> [Exercise tasks]
[1] Using the baler forum thread, answer each question:
(a) What price is given for the 459E baler with net wrap, bale ramp and gathering wheels?
(b) How much is the dealer giving for the old 4900?
(c) According to Grateful11, what is the lowest model that can now get the Baletrak Monitor?
[2] Carry on the baler forum thread after its final post.

> [Text to read]
# New JD 459E baler



## youngbaler (Apr 9, 2015)

Hello I am dealing on trading one of my hesston 4900 square balers off on a 459e baler. Just wondering if anyone has had any experience with theese balers I believe that replaced the 459 standard. Want to put my hay and some straw into 4x5 bales cause they seem to sell best. This baler seems like a great value to me, net wrap, bale ramp and gathering wheels for 24900. And I get interest free for 4 years. Not putting up a lot of bales maybe 700-800 would this be an ok baler?


----------



## Tx Jim (Jun 30, 2014)

$24,900 sounds cheap to me.


----------



## youngbaler (Apr 9, 2015)

Ya that's what I thought plus he is giving me 8250 for my old wore out 4900 that no one will buy from him and will sell for 2500 on auction lol. So I only have to finance 16650


----------



## CaseIH (Feb 6, 2016)

That isn't a silage special or anything is it?


----------



## youngbaler (Apr 9, 2015)

No, e stands for economy I believe.....


----------



## somedevildawg (Jun 20, 2011)

Sounds like a great deal....ain't never seen a "E" model in balers


----------



## Grateful11 (Apr 5, 2009)

Is there an option for a high moisture kit? Also are the bale shape indicators on the baletrak monitor or on the baler itself?


----------



## youngbaler (Apr 9, 2015)

The e model is new the 459 e replaces the 459 standard. And yes I believe there is a bale track monitor if you get net.


----------



## Grateful11 (Apr 5, 2009)

You can get the Baletrak Monitor on their balers all the way down to the 449 now but I've been told that some lower end models do not have the bale shape indicators on the monitor. You still have use your mirrors or turn around and look at the bale shape indicators on the front of the baler. Vermeer's Rebel balers are the same way but no indicators at all. We were at a field day and I asked the Vermeer rep. about it and he chuckled and said,"if you make your windrows correctly you don't need bale shape indicators", he seemed like a smartass. I just walked away, should have thought to ask him why they put them on all their other balers if you don't need them. I know some here will say they're not needed if you know what you're doing but if you're training someone how to bale or you have an operator that's not used to a particular baler they sure make it easier.

Element boundary records
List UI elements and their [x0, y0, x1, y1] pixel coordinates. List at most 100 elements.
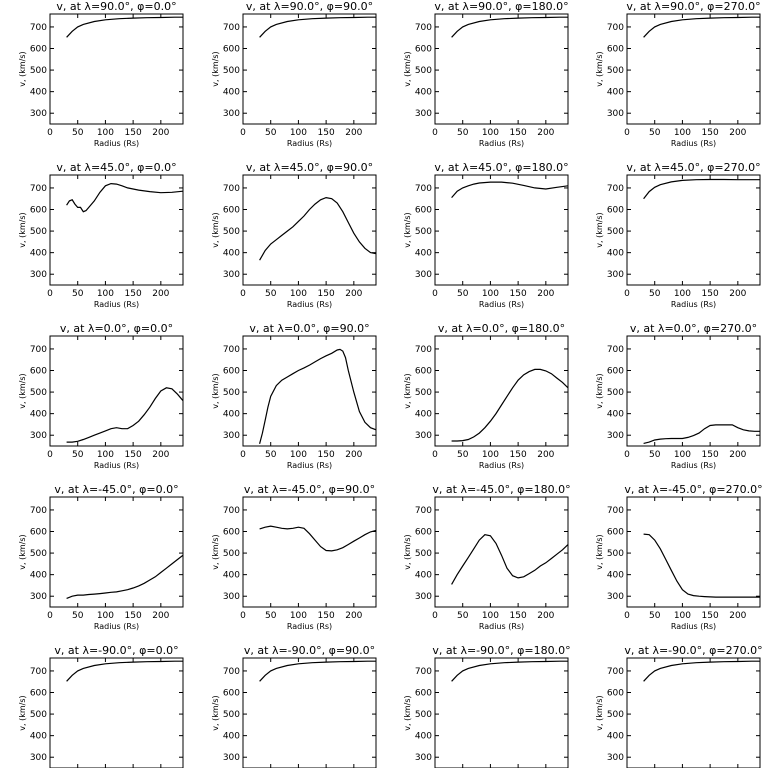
chart-panel: v, at λ=90.0°, φ=180.0° 0 50 100 150 200 300 40… — [403, 0, 569, 148]
chart-title: v, at λ=0.0°, φ=180.0° — [438, 322, 565, 335]
chart-title: v, at λ=45.0°, φ=270.0° — [626, 161, 760, 174]
x-tick-label: 50 — [457, 611, 469, 621]
y-axis-label: v, (km/s) — [595, 534, 604, 569]
y-tick-label: 300 — [607, 270, 624, 280]
plot-frame — [434, 496, 569, 608]
x-tick-label: 150 — [702, 289, 719, 299]
y-tick-label: 600 — [223, 367, 240, 377]
series-line — [66, 387, 183, 443]
chart-panel: v, at λ=-90.0°, φ=0.0°050100150200300400… — [18, 644, 184, 768]
series-line — [259, 196, 376, 261]
plot-frame — [49, 496, 184, 608]
chart-panel: v, at λ=45.0°, φ=0.0° 0 50 100 150 200 300 400 5… — [18, 161, 184, 309]
y-tick-label: 600 — [607, 206, 624, 216]
y-axis-label: v, (km/s) — [18, 212, 27, 247]
chart-title: v, at λ=45.0°, φ=180.0° — [434, 161, 568, 174]
x-tick-label: 150 — [125, 611, 142, 621]
x-tick-label: 200 — [537, 289, 554, 299]
chart-title: v, at λ=90.0°, φ=0.0° — [56, 0, 176, 13]
y-tick-label: 400 — [223, 571, 240, 581]
x-axis-label: Radius (Rs) — [671, 622, 716, 631]
y-tick-label: 500 — [30, 549, 47, 559]
y-tick-label: 300 — [223, 592, 240, 602]
x-tick-label: 0 — [240, 289, 246, 299]
x-axis-label: Radius (Rs) — [479, 622, 524, 631]
chart-panel: v, at λ=45.0°, φ=90.0° 0 50 100 150 200 300 400… — [211, 161, 377, 309]
y-axis-label: v, (km/s) — [595, 695, 604, 730]
chart-panel: v, at λ=-45.0°, φ=90.0° 0 50 100 150 200 300 40… — [211, 483, 377, 631]
y-tick-label: 700 — [30, 667, 47, 677]
chart-panel: v, at λ=45.0°, φ=270.0° 0 50 100 150 200 300 40… — [595, 161, 761, 309]
chart-title: v, at λ=45.0°, φ=90.0° — [246, 161, 373, 174]
chart-panel: v, at λ=-90.0°, φ=270.0°0501001502003004… — [595, 644, 763, 768]
y-tick-label: 500 — [30, 227, 47, 237]
y-axis-label: v, (km/s) — [595, 51, 604, 86]
y-tick-label: 700 — [30, 23, 47, 33]
x-tick-label: 200 — [345, 450, 362, 460]
x-tick-label: 150 — [125, 128, 142, 138]
y-tick-label: 300 — [415, 431, 432, 441]
chart-title: v, at λ=0.0°, φ=90.0° — [249, 322, 369, 335]
y-axis-label: v, (km/s) — [403, 534, 412, 569]
y-tick-label: 300 — [607, 109, 624, 119]
y-tick-label: 400 — [607, 571, 624, 581]
x-tick-label: 0 — [432, 128, 438, 138]
y-tick-label: 400 — [30, 732, 47, 742]
y-tick-label: 300 — [30, 431, 47, 441]
x-tick-label: 0 — [47, 128, 53, 138]
x-tick-label: 0 — [432, 289, 438, 299]
x-tick-label: 150 — [318, 450, 335, 460]
x-axis-label: Radius (Rs) — [671, 139, 716, 148]
y-axis-label: v, (km/s) — [403, 373, 412, 408]
x-axis-label: Radius (Rs) — [287, 622, 332, 631]
y-tick-label: 500 — [415, 388, 432, 398]
y-axis-label: v, (km/s) — [403, 695, 412, 730]
x-tick-label: 100 — [290, 128, 307, 138]
y-tick-label: 300 — [223, 270, 240, 280]
y-tick-label: 500 — [607, 388, 624, 398]
x-tick-label: 100 — [290, 289, 307, 299]
x-tick-label: 100 — [674, 450, 691, 460]
y-tick-label: 700 — [415, 667, 432, 677]
y-tick-label: 700 — [607, 506, 624, 516]
y-tick-label: 400 — [415, 410, 432, 420]
x-tick-label: 150 — [510, 289, 527, 299]
y-tick-label: 400 — [415, 88, 432, 98]
x-tick-label: 50 — [649, 611, 661, 621]
x-tick-label: 150 — [702, 128, 719, 138]
chart-panel: v, at λ=90.0°, φ=90.0° 0 50 100 150 200 300 400… — [211, 0, 377, 148]
x-tick-label: 50 — [72, 450, 84, 460]
y-tick-label: 500 — [30, 66, 47, 76]
x-axis-label: Radius (Rs) — [94, 300, 139, 309]
y-tick-label: 400 — [607, 410, 624, 420]
series-line — [451, 181, 568, 198]
x-tick-label: 200 — [729, 611, 746, 621]
plot-frame — [626, 335, 761, 447]
y-axis-label: v, (km/s) — [403, 51, 412, 86]
chart-panel: v, at λ=0.0°, φ=0.0° 0 50 100 150 200 300 400 50… — [18, 322, 184, 470]
y-tick-label: 500 — [415, 66, 432, 76]
y-tick-label: 300 — [415, 109, 432, 119]
plot-frame — [434, 13, 569, 125]
series-line — [451, 368, 568, 442]
y-tick-label: 600 — [30, 367, 47, 377]
x-tick-label: 0 — [47, 289, 53, 299]
x-tick-label: 150 — [702, 611, 719, 621]
y-tick-label: 600 — [607, 367, 624, 377]
y-tick-label: 400 — [30, 410, 47, 420]
y-tick-label: 600 — [607, 689, 624, 699]
plot-frame — [434, 657, 569, 768]
y-tick-label: 700 — [223, 23, 240, 33]
y-tick-label: 300 — [607, 753, 624, 763]
y-tick-label: 300 — [415, 592, 432, 602]
chart-panel: v, at λ=-45.0°, φ=0.0° 0 50 100 150 200 300 400… — [18, 483, 184, 631]
y-tick-label: 300 — [30, 592, 47, 602]
y-tick-label: 400 — [223, 88, 240, 98]
x-tick-label: 0 — [432, 450, 438, 460]
chart-panel: v, at λ=-90.0°, φ=180.0°0501001502003004… — [403, 644, 571, 768]
x-tick-label: 50 — [265, 128, 277, 138]
plot-frame — [49, 174, 184, 286]
x-axis-label: Radius (Rs) — [94, 139, 139, 148]
x-tick-label: 200 — [729, 450, 746, 460]
y-tick-label: 700 — [30, 184, 47, 194]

> [Answers for the tasks]
[1]
(a) $24,900
(b) 8250
(c) The 449

[2]
I'm just looking for a definite answer on the 459e because my wife and son have shown some interest in that particular model, they have a JD 448 now. We didn't make to the NC Farm Show this year, I suspect they had the 459e there, was going to inquire about it.


----------



## bglz42 (Oct 5, 2009)

I had my hand on a 459E in December, but decided to hold off until after tax season...

I bought a 459 Standard in August last year. I was looking for a net machine, but JD did not have an "economy" model.

I have been happy with my Standard, I even got accustomed to the manual bale shape indicators. I just read them from my mirrors.

The "E" looks like a great machine, and I cannot wait to trade!


----------



## bglz42 (Oct 5, 2009)

The 459E has no bale shape indicators.


----------



## rajela (Feb 15, 2014)

bglz42 said:


> The 459E has no bale shape indicators.


On the baler ........the bale shape indicators are in the monitor mounted on the tractor.


----------



## rajela (Feb 15, 2014)

I looked at the JD brochure and I would stay clear of the E model. Looks like it lacks a lot. They don't mention anything about what type of monitor it uses but they show in the specs that the bale pro monitor isn't available.

http://www.deere.com/en_US/docs/html/brochures/publication.html?id=8503c0bd#1


----------



## bglz42 (Oct 5, 2009)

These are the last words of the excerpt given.